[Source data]

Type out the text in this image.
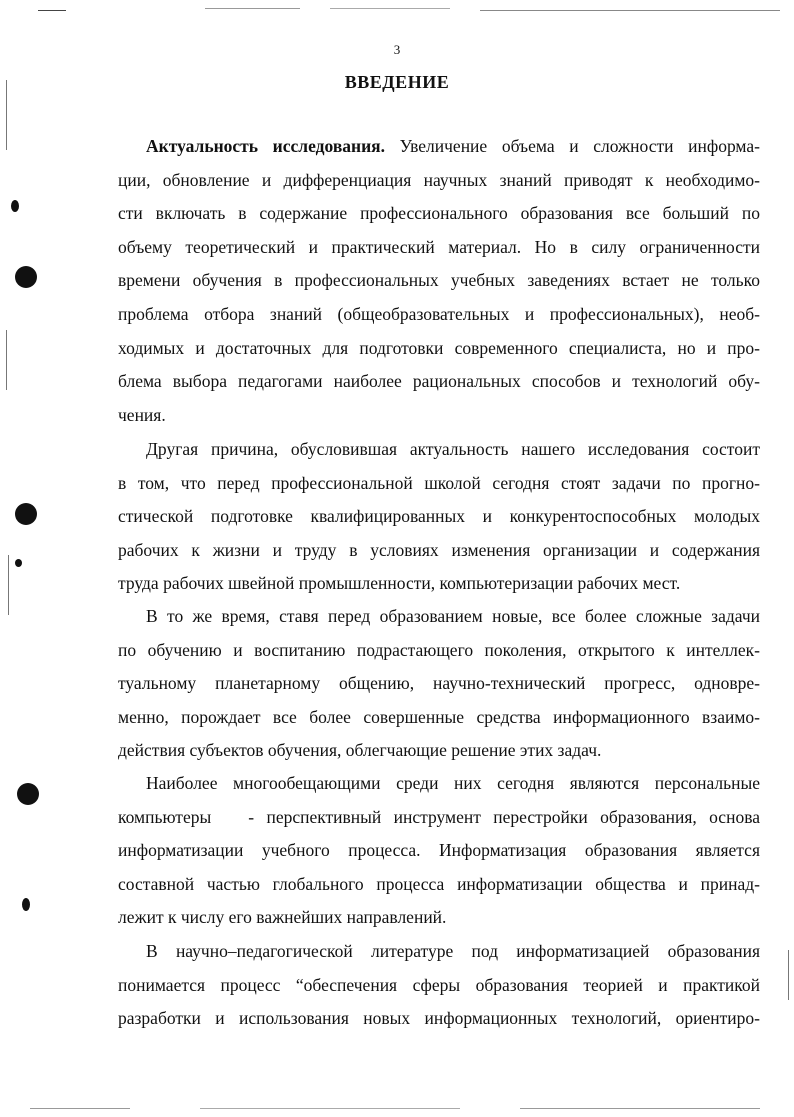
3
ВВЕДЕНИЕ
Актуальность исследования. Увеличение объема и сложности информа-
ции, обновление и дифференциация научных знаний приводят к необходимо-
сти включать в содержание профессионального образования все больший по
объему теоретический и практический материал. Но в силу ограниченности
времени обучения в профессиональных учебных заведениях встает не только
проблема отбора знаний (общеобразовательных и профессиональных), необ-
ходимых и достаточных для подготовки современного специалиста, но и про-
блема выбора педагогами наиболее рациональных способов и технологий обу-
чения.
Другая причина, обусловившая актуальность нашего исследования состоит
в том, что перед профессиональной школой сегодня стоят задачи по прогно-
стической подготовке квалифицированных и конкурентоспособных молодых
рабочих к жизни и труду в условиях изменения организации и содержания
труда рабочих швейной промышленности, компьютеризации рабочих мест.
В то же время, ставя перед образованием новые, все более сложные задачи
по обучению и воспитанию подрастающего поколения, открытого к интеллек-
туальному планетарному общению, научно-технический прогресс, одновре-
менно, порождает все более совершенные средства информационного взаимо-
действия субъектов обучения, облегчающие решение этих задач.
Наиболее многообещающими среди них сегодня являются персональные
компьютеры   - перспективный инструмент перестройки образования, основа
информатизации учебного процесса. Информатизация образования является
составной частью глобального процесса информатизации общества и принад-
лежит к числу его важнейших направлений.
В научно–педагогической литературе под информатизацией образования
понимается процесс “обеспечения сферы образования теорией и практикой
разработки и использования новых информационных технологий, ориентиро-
* * *
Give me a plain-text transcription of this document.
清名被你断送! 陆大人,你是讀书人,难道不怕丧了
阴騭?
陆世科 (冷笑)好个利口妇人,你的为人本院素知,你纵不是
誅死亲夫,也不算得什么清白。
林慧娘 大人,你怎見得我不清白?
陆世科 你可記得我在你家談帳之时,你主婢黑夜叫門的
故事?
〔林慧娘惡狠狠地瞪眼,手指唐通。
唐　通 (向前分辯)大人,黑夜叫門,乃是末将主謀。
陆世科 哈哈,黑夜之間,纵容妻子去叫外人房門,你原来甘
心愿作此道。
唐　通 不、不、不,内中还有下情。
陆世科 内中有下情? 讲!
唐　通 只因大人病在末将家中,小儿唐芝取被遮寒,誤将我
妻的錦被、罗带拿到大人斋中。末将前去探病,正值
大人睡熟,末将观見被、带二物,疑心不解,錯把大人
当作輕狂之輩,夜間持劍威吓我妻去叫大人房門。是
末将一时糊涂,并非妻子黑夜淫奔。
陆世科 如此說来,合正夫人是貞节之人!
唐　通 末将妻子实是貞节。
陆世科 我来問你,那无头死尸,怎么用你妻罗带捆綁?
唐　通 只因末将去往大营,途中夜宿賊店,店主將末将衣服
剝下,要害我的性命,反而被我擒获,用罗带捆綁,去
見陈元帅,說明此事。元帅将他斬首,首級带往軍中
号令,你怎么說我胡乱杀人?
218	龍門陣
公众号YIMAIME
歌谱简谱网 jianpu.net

> [Problem requirements]:
Search the entries for the word "процесса" and copy every line that has it.

> [Correct result]:
информатизации учебного процесса. Информатизация образования является
составной частью глобального процесса информатизации общества и принад-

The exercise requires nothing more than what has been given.